- [Your instructions]:
Could every line of the data be printed exactly as it reads?

Records contained in a dataset
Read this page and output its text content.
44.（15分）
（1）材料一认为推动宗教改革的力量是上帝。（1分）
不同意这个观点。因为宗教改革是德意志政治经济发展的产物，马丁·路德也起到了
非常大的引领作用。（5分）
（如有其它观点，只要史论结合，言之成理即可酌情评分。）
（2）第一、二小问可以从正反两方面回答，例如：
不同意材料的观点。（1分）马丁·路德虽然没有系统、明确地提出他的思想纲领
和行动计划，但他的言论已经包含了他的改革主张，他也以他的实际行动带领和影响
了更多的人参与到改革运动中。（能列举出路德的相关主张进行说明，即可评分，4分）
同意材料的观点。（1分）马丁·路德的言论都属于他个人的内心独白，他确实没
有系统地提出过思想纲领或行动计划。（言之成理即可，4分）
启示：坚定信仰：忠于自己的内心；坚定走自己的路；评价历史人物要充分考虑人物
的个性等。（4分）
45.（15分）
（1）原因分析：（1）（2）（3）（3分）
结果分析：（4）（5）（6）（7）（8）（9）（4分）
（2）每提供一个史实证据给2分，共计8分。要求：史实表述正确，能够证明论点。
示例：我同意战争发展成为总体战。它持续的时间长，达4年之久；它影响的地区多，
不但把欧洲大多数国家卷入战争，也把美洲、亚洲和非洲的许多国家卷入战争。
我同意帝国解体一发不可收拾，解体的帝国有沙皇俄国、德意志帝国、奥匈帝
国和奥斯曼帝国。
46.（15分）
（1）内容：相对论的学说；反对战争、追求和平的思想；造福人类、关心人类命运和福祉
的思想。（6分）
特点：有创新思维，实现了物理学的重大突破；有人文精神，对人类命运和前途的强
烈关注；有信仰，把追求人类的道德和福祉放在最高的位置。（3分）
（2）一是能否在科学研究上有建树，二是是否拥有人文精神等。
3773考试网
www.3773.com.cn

- [Response to this exercise]:
Read this page and output its text content.
44.（15分）
（1）材料一认为推动宗教改革的力量是上帝。（1分）
不同意这个观点。因为宗教改革是德意志政治经济发展的产物，马丁·路德也起到了
非常大的引领作用。（5分）
（如有其它观点，只要史论结合，言之成理即可酌情评分。）
（2）第一、二小问可以从正反两方面回答，例如：
不同意材料的观点。（1分）马丁·路德虽然没有系统、明确地提出他的思想纲领
和行动计划，但他的言论已经包含了他的改革主张，他也以他的实际行动带领和影响
了更多的人参与到改革运动中。（能列举出路德的相关主张进行说明，即可评分，4分）
同意材料的观点。（1分）马丁·路德的言论都属于他个人的内心独白，他确实没
有系统地提出过思想纲领或行动计划。（言之成理即可，4分）
启示：坚定信仰：忠于自己的内心；坚定走自己的路；评价历史人物要充分考虑人物
的个性等。（4分）
45.（15分）
（1）原因分析：（1）（2）（3）（3分）
结果分析：（4）（5）（6）（7）（8）（9）（4分）
（2）每提供一个史实证据给2分，共计8分。要求：史实表述正确，能够证明论点。
示例：我同意战争发展成为总体战。它持续的时间长，达4年之久；它影响的地区多，
不但把欧洲大多数国家卷入战争，也把美洲、亚洲和非洲的许多国家卷入战争。
我同意帝国解体一发不可收拾，解体的帝国有沙皇俄国、德意志帝国、奥匈帝
国和奥斯曼帝国。
46.（15分）
（1）内容：相对论的学说；反对战争、追求和平的思想；造福人类、关心人类命运和福祉
的思想。（6分）
特点：有创新思维，实现了物理学的重大突破；有人文精神，对人类命运和前途的强
烈关注；有信仰，把追求人类的道德和福祉放在最高的位置。（3分）
（2）一是能否在科学研究上有建树，二是是否拥有人文精神等。
3773考试网
www.3773.com.cn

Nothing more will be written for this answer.